Problem description:
Extract, from the records beneath this instruction, each line that contains the word "JSON".

Entries supplied:

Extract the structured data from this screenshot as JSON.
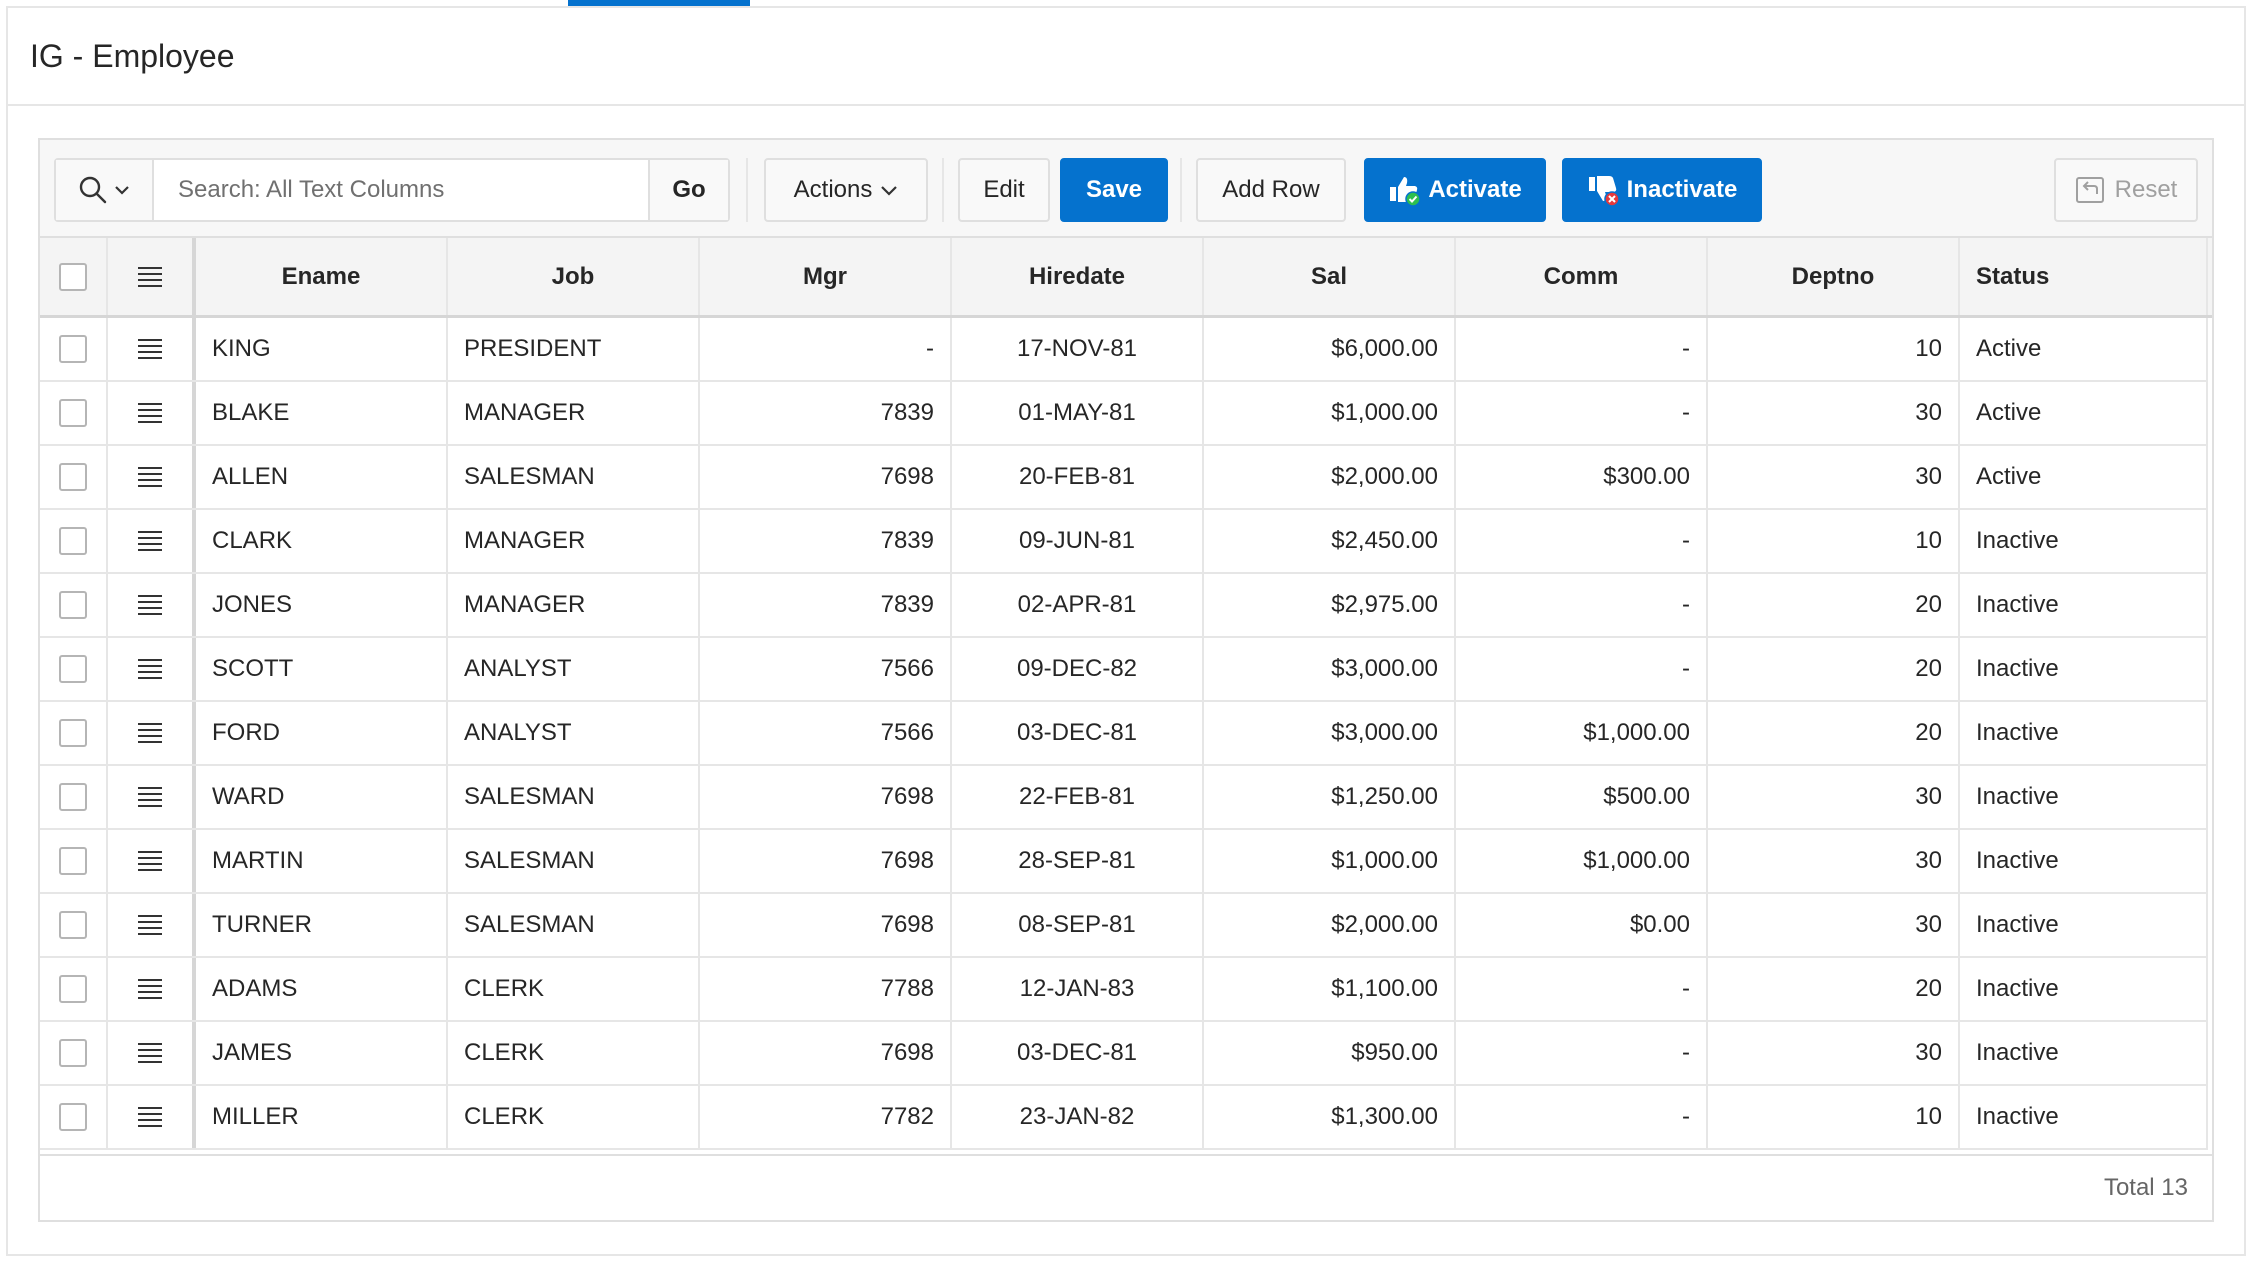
{
  "region": {
    "title": "IG - Employee"
  },
  "toolbar": {
    "search_placeholder": "Search: All Text Columns",
    "go_label": "Go",
    "actions_label": "Actions",
    "edit_label": "Edit",
    "save_label": "Save",
    "add_row_label": "Add Row",
    "activate_label": "Activate",
    "inactivate_label": "Inactivate",
    "reset_label": "Reset"
  },
  "columns": [
    "Ename",
    "Job",
    "Mgr",
    "Hiredate",
    "Sal",
    "Comm",
    "Deptno",
    "Status"
  ],
  "rows": [
    [
      "KING",
      "PRESIDENT",
      "-",
      "17-NOV-81",
      "$6,000.00",
      "-",
      "10",
      "Active"
    ],
    [
      "BLAKE",
      "MANAGER",
      "7839",
      "01-MAY-81",
      "$1,000.00",
      "-",
      "30",
      "Active"
    ],
    [
      "ALLEN",
      "SALESMAN",
      "7698",
      "20-FEB-81",
      "$2,000.00",
      "$300.00",
      "30",
      "Active"
    ],
    [
      "CLARK",
      "MANAGER",
      "7839",
      "09-JUN-81",
      "$2,450.00",
      "-",
      "10",
      "Inactive"
    ],
    [
      "JONES",
      "MANAGER",
      "7839",
      "02-APR-81",
      "$2,975.00",
      "-",
      "20",
      "Inactive"
    ],
    [
      "SCOTT",
      "ANALYST",
      "7566",
      "09-DEC-82",
      "$3,000.00",
      "-",
      "20",
      "Inactive"
    ],
    [
      "FORD",
      "ANALYST",
      "7566",
      "03-DEC-81",
      "$3,000.00",
      "$1,000.00",
      "20",
      "Inactive"
    ],
    [
      "WARD",
      "SALESMAN",
      "7698",
      "22-FEB-81",
      "$1,250.00",
      "$500.00",
      "30",
      "Inactive"
    ],
    [
      "MARTIN",
      "SALESMAN",
      "7698",
      "28-SEP-81",
      "$1,000.00",
      "$1,000.00",
      "30",
      "Inactive"
    ],
    [
      "TURNER",
      "SALESMAN",
      "7698",
      "08-SEP-81",
      "$2,000.00",
      "$0.00",
      "30",
      "Inactive"
    ],
    [
      "ADAMS",
      "CLERK",
      "7788",
      "12-JAN-83",
      "$1,100.00",
      "-",
      "20",
      "Inactive"
    ],
    [
      "JAMES",
      "CLERK",
      "7698",
      "03-DEC-81",
      "$950.00",
      "-",
      "30",
      "Inactive"
    ],
    [
      "MILLER",
      "CLERK",
      "7782",
      "23-JAN-82",
      "$1,300.00",
      "-",
      "10",
      "Inactive"
    ]
  ],
  "footer": {
    "total": "Total 13"
  },
  "colors": {
    "primary": "#0572ce",
    "active_check": "#2ebf4f",
    "inactive_x": "#e5383b"
  }
}
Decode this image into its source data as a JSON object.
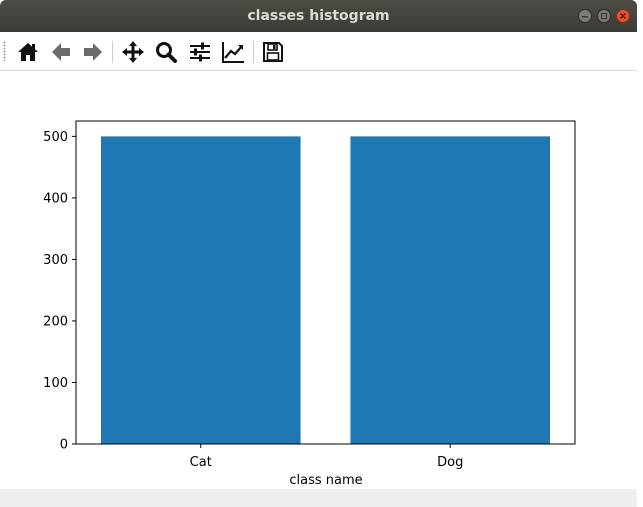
{
  "window": {
    "title": "classes histogram"
  },
  "toolbar": {
    "buttons": [
      {
        "name": "home-button",
        "icon": "home-icon"
      },
      {
        "name": "back-button",
        "icon": "arrow-left-icon"
      },
      {
        "name": "forward-button",
        "icon": "arrow-right-icon"
      },
      {
        "name": "pan-button",
        "icon": "move-icon"
      },
      {
        "name": "zoom-button",
        "icon": "magnifier-icon"
      },
      {
        "name": "subplots-button",
        "icon": "sliders-icon"
      },
      {
        "name": "edit-axis-button",
        "icon": "line-chart-icon"
      },
      {
        "name": "save-button",
        "icon": "floppy-icon"
      }
    ]
  },
  "chart_data": {
    "type": "bar",
    "categories": [
      "Cat",
      "Dog"
    ],
    "values": [
      500,
      500
    ],
    "title": "",
    "xlabel": "class name",
    "ylabel": "",
    "ylim": [
      0,
      525
    ],
    "yticks": [
      0,
      100,
      200,
      300,
      400,
      500
    ],
    "grid": false,
    "bar_color": "#1f77b4"
  }
}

Solution to this task:
Extract the structured data from this screenshot as JSON.
Decode this image into its source data as a JSON object.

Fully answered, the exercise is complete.